_Dataset records_.
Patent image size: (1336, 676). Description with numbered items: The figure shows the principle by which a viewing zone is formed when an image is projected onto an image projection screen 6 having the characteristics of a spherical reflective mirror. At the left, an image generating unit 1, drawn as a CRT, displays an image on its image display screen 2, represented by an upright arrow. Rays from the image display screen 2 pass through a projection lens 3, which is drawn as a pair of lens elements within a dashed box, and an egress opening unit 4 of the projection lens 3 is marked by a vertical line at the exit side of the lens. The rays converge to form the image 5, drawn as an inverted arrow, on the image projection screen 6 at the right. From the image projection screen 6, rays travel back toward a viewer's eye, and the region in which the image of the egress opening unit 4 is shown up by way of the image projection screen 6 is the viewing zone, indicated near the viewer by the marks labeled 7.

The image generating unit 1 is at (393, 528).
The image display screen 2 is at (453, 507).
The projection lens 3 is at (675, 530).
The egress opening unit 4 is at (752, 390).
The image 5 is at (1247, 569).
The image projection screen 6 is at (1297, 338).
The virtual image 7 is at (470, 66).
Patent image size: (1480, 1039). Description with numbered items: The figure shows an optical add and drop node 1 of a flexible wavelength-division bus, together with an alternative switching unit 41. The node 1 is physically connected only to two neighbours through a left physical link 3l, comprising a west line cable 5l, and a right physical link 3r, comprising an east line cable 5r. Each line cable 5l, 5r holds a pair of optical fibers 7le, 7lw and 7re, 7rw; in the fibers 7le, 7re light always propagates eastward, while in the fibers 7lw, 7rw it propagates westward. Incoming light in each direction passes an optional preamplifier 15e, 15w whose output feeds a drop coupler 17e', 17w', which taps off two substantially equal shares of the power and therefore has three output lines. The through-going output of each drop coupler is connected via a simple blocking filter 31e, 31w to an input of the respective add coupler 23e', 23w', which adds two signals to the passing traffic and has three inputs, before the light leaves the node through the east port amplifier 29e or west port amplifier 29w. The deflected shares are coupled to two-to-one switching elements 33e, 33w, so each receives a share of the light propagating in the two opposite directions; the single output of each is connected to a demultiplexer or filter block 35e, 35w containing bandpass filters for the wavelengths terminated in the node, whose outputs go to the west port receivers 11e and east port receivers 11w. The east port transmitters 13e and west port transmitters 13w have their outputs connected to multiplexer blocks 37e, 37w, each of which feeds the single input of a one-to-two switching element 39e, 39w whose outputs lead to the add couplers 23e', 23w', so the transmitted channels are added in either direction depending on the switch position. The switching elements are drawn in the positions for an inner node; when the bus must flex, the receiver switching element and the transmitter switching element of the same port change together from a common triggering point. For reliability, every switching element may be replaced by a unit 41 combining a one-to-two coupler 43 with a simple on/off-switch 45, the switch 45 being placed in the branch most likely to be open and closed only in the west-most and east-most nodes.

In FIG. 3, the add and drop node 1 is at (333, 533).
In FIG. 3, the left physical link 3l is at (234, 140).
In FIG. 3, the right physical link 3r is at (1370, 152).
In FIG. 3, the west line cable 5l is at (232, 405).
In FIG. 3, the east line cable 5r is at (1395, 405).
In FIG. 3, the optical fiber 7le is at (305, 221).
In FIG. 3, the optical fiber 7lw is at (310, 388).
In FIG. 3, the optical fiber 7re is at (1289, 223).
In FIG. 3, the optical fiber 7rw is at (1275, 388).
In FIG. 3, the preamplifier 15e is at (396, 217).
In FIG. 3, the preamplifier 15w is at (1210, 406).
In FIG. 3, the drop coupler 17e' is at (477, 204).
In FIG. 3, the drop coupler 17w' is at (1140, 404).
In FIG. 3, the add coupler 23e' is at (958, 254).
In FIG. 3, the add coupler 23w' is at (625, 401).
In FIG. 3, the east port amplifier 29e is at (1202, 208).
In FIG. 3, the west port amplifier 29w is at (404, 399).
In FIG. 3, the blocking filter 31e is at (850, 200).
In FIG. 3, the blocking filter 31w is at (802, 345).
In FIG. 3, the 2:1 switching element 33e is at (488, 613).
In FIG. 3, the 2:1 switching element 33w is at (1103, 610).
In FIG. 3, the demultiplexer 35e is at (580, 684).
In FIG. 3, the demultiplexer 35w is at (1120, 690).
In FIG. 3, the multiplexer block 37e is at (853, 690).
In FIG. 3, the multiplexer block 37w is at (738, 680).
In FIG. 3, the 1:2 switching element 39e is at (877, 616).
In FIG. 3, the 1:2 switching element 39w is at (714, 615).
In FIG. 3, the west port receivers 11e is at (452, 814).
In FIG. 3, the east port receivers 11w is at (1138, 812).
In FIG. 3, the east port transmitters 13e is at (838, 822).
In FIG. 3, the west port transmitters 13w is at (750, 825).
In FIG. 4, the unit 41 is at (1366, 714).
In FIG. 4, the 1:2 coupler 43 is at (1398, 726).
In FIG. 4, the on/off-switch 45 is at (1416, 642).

_Task requirements_. Please give the rows again, from the start of the rows through the line holding "The virtual image 7 is at (470, 66).", inclusive, and replace "viewing zone" with "viewing area", leaving everything else unchanged. Return only those lines.

_Response to this exercise_.
Patent image size: (1336, 676). Description with numbered items: The figure shows the principle by which a viewing area is formed when an image is projected onto an image projection screen 6 having the characteristics of a spherical reflective mirror. At the left, an image generating unit 1, drawn as a CRT, displays an image on its image display screen 2, represented by an upright arrow. Rays from the image display screen 2 pass through a projection lens 3, which is drawn as a pair of lens elements within a dashed box, and an egress opening unit 4 of the projection lens 3 is marked by a vertical line at the exit side of the lens. The rays converge to form the image 5, drawn as an inverted arrow, on the image projection screen 6 at the right. From the image projection screen 6, rays travel back toward a viewer's eye, and the region in which the image of the egress opening unit 4 is shown up by way of the image projection screen 6 is the viewing area, indicated near the viewer by the marks labeled 7.

The image generating unit 1 is at (393, 528).
The image display screen 2 is at (453, 507).
The projection lens 3 is at (675, 530).
The egress opening unit 4 is at (752, 390).
The image 5 is at (1247, 569).
The image projection screen 6 is at (1297, 338).
The virtual image 7 is at (470, 66).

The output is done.